__PROVIDED INFORMATION__.
-- begin --
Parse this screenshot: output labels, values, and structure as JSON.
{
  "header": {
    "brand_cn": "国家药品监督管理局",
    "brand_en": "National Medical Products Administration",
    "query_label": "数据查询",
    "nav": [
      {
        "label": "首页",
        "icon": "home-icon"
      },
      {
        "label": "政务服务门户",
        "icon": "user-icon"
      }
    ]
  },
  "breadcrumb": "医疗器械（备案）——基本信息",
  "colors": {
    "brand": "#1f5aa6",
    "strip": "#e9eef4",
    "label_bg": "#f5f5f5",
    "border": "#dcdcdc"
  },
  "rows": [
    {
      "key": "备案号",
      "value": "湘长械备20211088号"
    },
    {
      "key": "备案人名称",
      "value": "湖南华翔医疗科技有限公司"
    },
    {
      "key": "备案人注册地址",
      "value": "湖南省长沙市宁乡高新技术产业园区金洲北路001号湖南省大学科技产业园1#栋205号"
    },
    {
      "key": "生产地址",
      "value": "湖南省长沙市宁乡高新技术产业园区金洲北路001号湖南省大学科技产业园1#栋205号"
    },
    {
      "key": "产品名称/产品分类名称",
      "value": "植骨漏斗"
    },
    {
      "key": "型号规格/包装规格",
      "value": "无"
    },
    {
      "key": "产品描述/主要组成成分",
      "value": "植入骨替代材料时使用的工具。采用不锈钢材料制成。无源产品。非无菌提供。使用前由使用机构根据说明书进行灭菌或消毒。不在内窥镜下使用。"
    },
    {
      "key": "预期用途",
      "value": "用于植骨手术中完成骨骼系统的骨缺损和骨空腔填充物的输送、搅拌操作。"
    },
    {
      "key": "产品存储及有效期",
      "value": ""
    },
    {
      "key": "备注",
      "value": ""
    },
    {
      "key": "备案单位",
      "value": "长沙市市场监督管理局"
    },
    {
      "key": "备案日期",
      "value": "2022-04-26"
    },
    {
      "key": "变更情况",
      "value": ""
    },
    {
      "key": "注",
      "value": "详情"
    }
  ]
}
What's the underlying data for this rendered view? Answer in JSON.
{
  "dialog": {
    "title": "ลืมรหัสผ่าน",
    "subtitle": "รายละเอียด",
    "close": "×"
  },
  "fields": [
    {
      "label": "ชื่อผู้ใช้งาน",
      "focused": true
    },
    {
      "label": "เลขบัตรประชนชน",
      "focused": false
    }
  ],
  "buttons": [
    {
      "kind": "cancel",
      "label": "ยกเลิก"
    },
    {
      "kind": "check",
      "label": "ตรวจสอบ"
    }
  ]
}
-- end --
-- begin --
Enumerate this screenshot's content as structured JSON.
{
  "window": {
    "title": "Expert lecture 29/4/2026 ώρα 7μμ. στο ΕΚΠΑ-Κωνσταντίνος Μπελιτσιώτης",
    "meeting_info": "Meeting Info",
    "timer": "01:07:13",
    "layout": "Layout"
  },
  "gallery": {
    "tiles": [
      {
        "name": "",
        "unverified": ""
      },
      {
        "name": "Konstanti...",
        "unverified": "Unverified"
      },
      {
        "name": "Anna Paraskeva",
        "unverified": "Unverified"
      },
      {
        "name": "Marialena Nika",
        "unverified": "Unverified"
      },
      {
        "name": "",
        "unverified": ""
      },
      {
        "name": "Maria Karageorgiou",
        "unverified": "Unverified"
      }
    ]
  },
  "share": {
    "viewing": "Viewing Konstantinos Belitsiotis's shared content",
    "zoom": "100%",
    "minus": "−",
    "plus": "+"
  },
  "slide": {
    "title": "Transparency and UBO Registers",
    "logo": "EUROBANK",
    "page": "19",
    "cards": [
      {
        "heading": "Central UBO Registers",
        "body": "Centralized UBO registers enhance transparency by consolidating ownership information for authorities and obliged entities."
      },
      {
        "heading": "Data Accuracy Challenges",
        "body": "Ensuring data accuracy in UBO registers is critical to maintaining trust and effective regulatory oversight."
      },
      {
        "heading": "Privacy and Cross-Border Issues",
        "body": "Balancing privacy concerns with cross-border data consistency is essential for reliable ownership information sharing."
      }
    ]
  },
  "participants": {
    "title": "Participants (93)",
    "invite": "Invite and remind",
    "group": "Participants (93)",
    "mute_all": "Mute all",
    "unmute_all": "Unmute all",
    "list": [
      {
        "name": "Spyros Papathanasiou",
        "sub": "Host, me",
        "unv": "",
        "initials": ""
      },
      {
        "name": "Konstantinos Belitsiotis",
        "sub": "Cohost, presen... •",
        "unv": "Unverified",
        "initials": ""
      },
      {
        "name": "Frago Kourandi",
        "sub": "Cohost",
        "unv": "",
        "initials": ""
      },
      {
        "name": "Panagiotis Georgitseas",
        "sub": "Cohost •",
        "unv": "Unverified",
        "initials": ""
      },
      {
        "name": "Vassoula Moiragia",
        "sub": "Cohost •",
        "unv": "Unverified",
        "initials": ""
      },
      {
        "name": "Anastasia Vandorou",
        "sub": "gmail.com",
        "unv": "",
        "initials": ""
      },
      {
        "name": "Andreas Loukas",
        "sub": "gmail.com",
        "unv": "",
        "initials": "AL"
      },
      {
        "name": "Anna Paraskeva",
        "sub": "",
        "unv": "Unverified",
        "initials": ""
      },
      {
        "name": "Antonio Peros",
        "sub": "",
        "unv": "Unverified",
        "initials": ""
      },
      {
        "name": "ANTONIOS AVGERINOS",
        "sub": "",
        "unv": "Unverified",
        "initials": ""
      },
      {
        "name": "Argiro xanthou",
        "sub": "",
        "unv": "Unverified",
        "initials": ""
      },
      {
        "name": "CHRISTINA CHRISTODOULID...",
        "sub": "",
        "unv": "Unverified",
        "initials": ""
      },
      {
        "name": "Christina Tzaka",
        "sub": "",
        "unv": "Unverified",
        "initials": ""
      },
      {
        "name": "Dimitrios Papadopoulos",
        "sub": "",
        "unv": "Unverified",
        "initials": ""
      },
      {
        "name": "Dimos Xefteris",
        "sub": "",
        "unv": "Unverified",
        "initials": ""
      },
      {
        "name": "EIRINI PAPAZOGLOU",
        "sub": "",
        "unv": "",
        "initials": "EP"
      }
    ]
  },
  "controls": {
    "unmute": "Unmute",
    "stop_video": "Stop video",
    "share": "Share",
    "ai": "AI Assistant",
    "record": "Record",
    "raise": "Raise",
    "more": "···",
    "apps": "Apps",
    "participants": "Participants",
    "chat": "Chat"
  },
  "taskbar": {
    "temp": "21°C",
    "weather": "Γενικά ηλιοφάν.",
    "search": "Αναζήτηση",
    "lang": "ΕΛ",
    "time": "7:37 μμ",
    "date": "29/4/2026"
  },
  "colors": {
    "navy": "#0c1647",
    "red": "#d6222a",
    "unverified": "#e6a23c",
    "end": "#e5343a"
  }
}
-- end --
__WHAT THE TASK ASKS__. Find all lines with "screenshot" in them and copy each one.

__RIGHT ANSWER__.
Parse this screenshot: output labels, values, and structure as JSON.
Enumerate this screenshot's content as structured JSON.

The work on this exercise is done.